> _TASK TO CARRY OUT_: From the listing below, pick out each line with the word "color".

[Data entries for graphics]
****************************************
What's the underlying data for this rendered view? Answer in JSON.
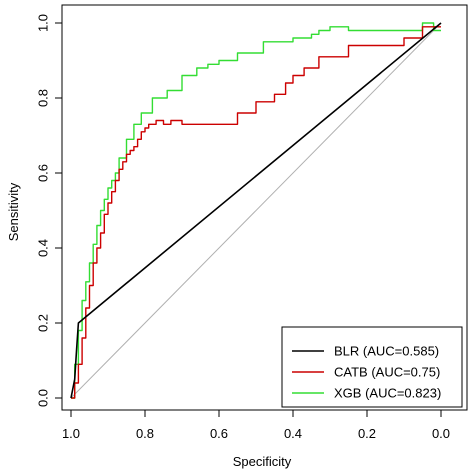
{
  "chart_data": {
    "type": "line",
    "title": "",
    "xlabel": "Specificity",
    "ylabel": "Sensitivity",
    "xlim": [
      1.0,
      0.0
    ],
    "ylim": [
      0.0,
      1.0
    ],
    "x_ticks": [
      "1.0",
      "0.8",
      "0.6",
      "0.4",
      "0.2",
      "0.0"
    ],
    "x_tick_values": [
      1.0,
      0.8,
      0.6,
      0.4,
      0.2,
      0.0
    ],
    "y_ticks": [
      "0.0",
      "0.2",
      "0.4",
      "0.6",
      "0.8",
      "1.0"
    ],
    "y_tick_values": [
      0.0,
      0.2,
      0.4,
      0.6,
      0.8,
      1.0
    ],
    "grid": false,
    "legend_position": "bottom-right",
    "reference_line": {
      "x": [
        1.0,
        0.0
      ],
      "y": [
        0.0,
        1.0
      ],
      "color": "#b0b0b0"
    },
    "series": [
      {
        "name": "BLR (AUC=0.585)",
        "color": "#000000",
        "x": [
          1.0,
          0.99,
          0.985,
          0.98,
          0.0
        ],
        "y": [
          0.0,
          0.05,
          0.13,
          0.2,
          1.0
        ]
      },
      {
        "name": "CATB (AUC=0.75)",
        "color": "#cc0000",
        "x": [
          1.0,
          0.99,
          0.99,
          0.98,
          0.98,
          0.97,
          0.97,
          0.96,
          0.96,
          0.95,
          0.95,
          0.94,
          0.94,
          0.93,
          0.93,
          0.92,
          0.92,
          0.91,
          0.91,
          0.9,
          0.9,
          0.89,
          0.89,
          0.88,
          0.88,
          0.87,
          0.87,
          0.86,
          0.86,
          0.85,
          0.85,
          0.84,
          0.84,
          0.83,
          0.83,
          0.82,
          0.82,
          0.81,
          0.81,
          0.8,
          0.8,
          0.79,
          0.79,
          0.77,
          0.77,
          0.75,
          0.75,
          0.73,
          0.73,
          0.7,
          0.7,
          0.55,
          0.55,
          0.5,
          0.5,
          0.45,
          0.45,
          0.42,
          0.42,
          0.4,
          0.4,
          0.37,
          0.37,
          0.33,
          0.33,
          0.25,
          0.25,
          0.1,
          0.1,
          0.05,
          0.05,
          0.0
        ],
        "y": [
          0.0,
          0.0,
          0.04,
          0.04,
          0.09,
          0.09,
          0.16,
          0.16,
          0.24,
          0.24,
          0.3,
          0.3,
          0.36,
          0.36,
          0.4,
          0.4,
          0.44,
          0.44,
          0.49,
          0.49,
          0.52,
          0.52,
          0.55,
          0.55,
          0.58,
          0.58,
          0.61,
          0.61,
          0.63,
          0.63,
          0.65,
          0.65,
          0.66,
          0.66,
          0.67,
          0.67,
          0.69,
          0.69,
          0.71,
          0.71,
          0.72,
          0.72,
          0.73,
          0.73,
          0.74,
          0.74,
          0.73,
          0.73,
          0.74,
          0.74,
          0.73,
          0.73,
          0.76,
          0.76,
          0.79,
          0.79,
          0.81,
          0.81,
          0.84,
          0.84,
          0.86,
          0.86,
          0.88,
          0.88,
          0.91,
          0.91,
          0.94,
          0.94,
          0.96,
          0.96,
          0.99,
          0.99
        ]
      },
      {
        "name": "XGB (AUC=0.823)",
        "color": "#33dd33",
        "x": [
          1.0,
          0.99,
          0.99,
          0.98,
          0.98,
          0.97,
          0.97,
          0.96,
          0.96,
          0.95,
          0.95,
          0.94,
          0.94,
          0.93,
          0.93,
          0.92,
          0.92,
          0.91,
          0.91,
          0.9,
          0.9,
          0.89,
          0.89,
          0.88,
          0.88,
          0.87,
          0.87,
          0.85,
          0.85,
          0.83,
          0.83,
          0.81,
          0.81,
          0.78,
          0.78,
          0.74,
          0.74,
          0.7,
          0.7,
          0.66,
          0.66,
          0.63,
          0.63,
          0.6,
          0.6,
          0.55,
          0.55,
          0.48,
          0.48,
          0.4,
          0.4,
          0.35,
          0.35,
          0.33,
          0.33,
          0.3,
          0.3,
          0.25,
          0.25,
          0.05,
          0.05,
          0.02,
          0.02,
          0.0
        ],
        "y": [
          0.0,
          0.0,
          0.09,
          0.09,
          0.18,
          0.18,
          0.26,
          0.26,
          0.31,
          0.31,
          0.36,
          0.36,
          0.41,
          0.41,
          0.46,
          0.46,
          0.5,
          0.5,
          0.53,
          0.53,
          0.56,
          0.56,
          0.58,
          0.58,
          0.6,
          0.6,
          0.64,
          0.64,
          0.69,
          0.69,
          0.73,
          0.73,
          0.76,
          0.76,
          0.8,
          0.8,
          0.82,
          0.82,
          0.86,
          0.86,
          0.88,
          0.88,
          0.89,
          0.89,
          0.9,
          0.9,
          0.92,
          0.92,
          0.95,
          0.95,
          0.96,
          0.96,
          0.97,
          0.97,
          0.98,
          0.98,
          0.99,
          0.99,
          0.98,
          0.98,
          1.0,
          1.0,
          0.98,
          0.98
        ]
      }
    ]
  }
}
****************************************
> _TASK RESPONSE_:
      "color": "#b0b0b0"
        "color": "#000000",
        "color": "#cc0000",
        "color": "#33dd33",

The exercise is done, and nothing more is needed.